* [Records to process]:
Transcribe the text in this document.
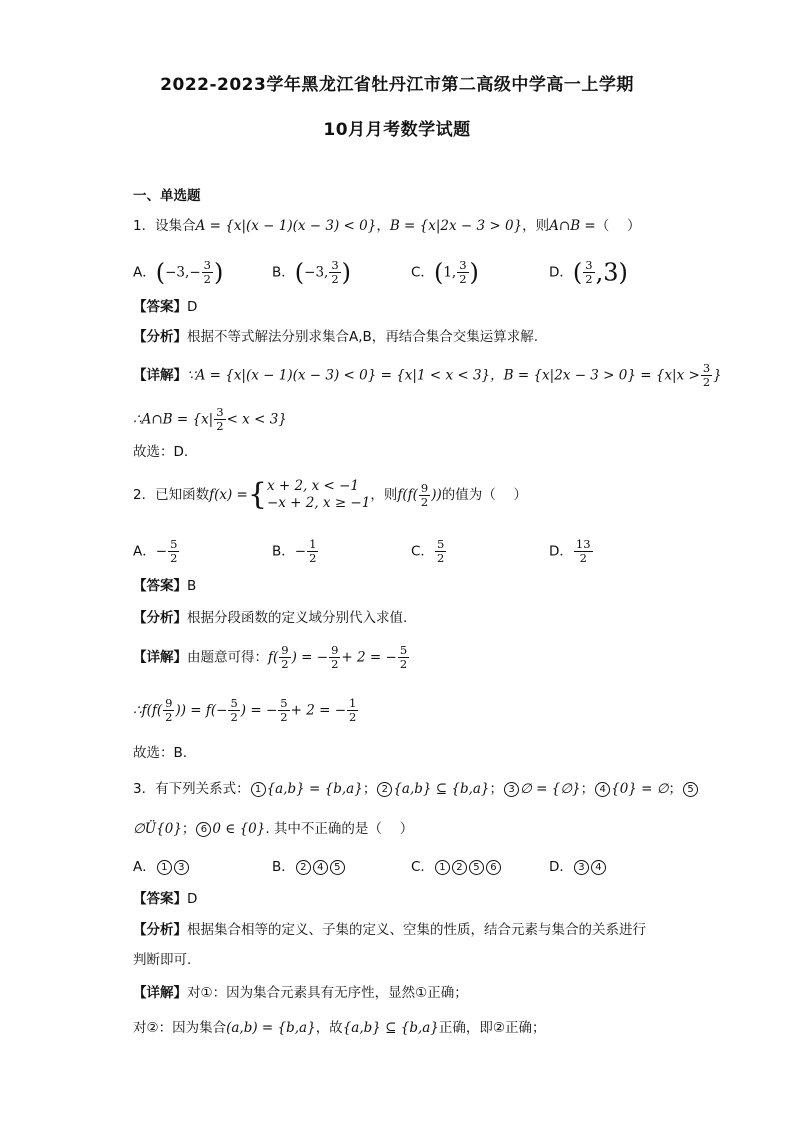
2022-2023学年黑龙江省牡丹江市第二高级中学高一上学期
10月月考数学试题
一、单选题
1．设集合A = {x|(x − 1)(x − 3) < 0}，B = {x|2x − 3 > 0}，则A∩B =（　 ）
A．($-3,- \frac{3}{2}$ )	B．(−3, $\frac{3}{2}$ )	C．(1, $\frac{3}{2}$ )	D．( $\frac{3}{2} ,3$)
【答案】D
【分析】根据不等式解法分别求集合A,B，再结合集合交集运算求解.
【详解】∵A = {x|(x − 1)(x − 3) < 0} = {x|1 < x < 3}，$B = \{x|2x - 3 > 0\} = \{x|x > \frac{3}{2}$ }
∴A∩B = $\{x| \frac{3}{2} < x < 3\}$
故选：D.
2．已知函数f(x) ={ x + 2, x < −1
−x + 2, x ≥ −1 ，则$f(f( \frac{9}{2}$ ))的值为（　 ）
A．− $\frac{5}{2}$	B．− $\frac{1}{2}$	C． $\frac{5}{2}$	D． $\frac{13}{2}$
【答案】B
【分析】根据分段函数的定义域分别代入求值.
【详解】由题意可得：$f( \frac{9}{2}$ ) = − $\frac{9}{2} + 2$ = − $\frac{5}{2}$
∴f(f( $\frac{9}{2}$ )) = $f(- \frac{5}{2}$ ) = − $\frac{5}{2} + 2$ = − $\frac{1}{2}$
故选：B.
3．有下列关系式： 1 {a,b} = {b,a}； 2 {a,b} ⊆ {b,a}； 3 ∅ = {∅}； 4 {0} = ∅； 5
∅Ü{0}； 6 0 ∈ {0}. 其中不正确的是（　 ）
A． 1 3	B． 2 4 5	C． 1 2 5 6	D． 3 4
【答案】D
【分析】根据集合相等的定义、子集的定义、空集的性质，结合元素与集合的关系进行
判断即可.
【详解】对①：因为集合元素具有无序性，显然①正确；
对②：因为集合(a,b) = {b,a}，故{a,b} ⊆ {b,a}正确，即②正确；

* [Exercise aim]: Write the full listing out again with every line unchanged, but include no pictures.

* [Written response]:
Transcribe the text in this document.
2022-2023学年黑龙江省牡丹江市第二高级中学高一上学期
10月月考数学试题
一、单选题
1．设集合A = {x|(x − 1)(x − 3) < 0}，B = {x|2x − 3 > 0}，则A∩B =（　 ）
A．($-3,- \frac{3}{2}$ )	B．(−3, $\frac{3}{2}$ )	C．(1, $\frac{3}{2}$ )	D．( $\frac{3}{2} ,3$)
【答案】D
【分析】根据不等式解法分别求集合A,B，再结合集合交集运算求解.
【详解】∵A = {x|(x − 1)(x − 3) < 0} = {x|1 < x < 3}，$B = \{x|2x - 3 > 0\} = \{x|x > \frac{3}{2}$ }
∴A∩B = $\{x| \frac{3}{2} < x < 3\}$
故选：D.
2．已知函数f(x) ={ x + 2, x < −1
−x + 2, x ≥ −1 ，则$f(f( \frac{9}{2}$ ))的值为（　 ）
A．− $\frac{5}{2}$	B．− $\frac{1}{2}$	C． $\frac{5}{2}$	D． $\frac{13}{2}$
【答案】B
【分析】根据分段函数的定义域分别代入求值.
【详解】由题意可得：$f( \frac{9}{2}$ ) = − $\frac{9}{2} + 2$ = − $\frac{5}{2}$
∴f(f( $\frac{9}{2}$ )) = $f(- \frac{5}{2}$ ) = − $\frac{5}{2} + 2$ = − $\frac{1}{2}$
故选：B.
3．有下列关系式： 1 {a,b} = {b,a}； 2 {a,b} ⊆ {b,a}； 3 ∅ = {∅}； 4 {0} = ∅； 5
∅Ü{0}； 6 0 ∈ {0}. 其中不正确的是（　 ）
A． 1 3	B． 2 4 5	C． 1 2 5 6	D． 3 4
【答案】D
【分析】根据集合相等的定义、子集的定义、空集的性质，结合元素与集合的关系进行
判断即可.
【详解】对①：因为集合元素具有无序性，显然①正确；
对②：因为集合(a,b) = {b,a}，故{a,b} ⊆ {b,a}正确，即②正确；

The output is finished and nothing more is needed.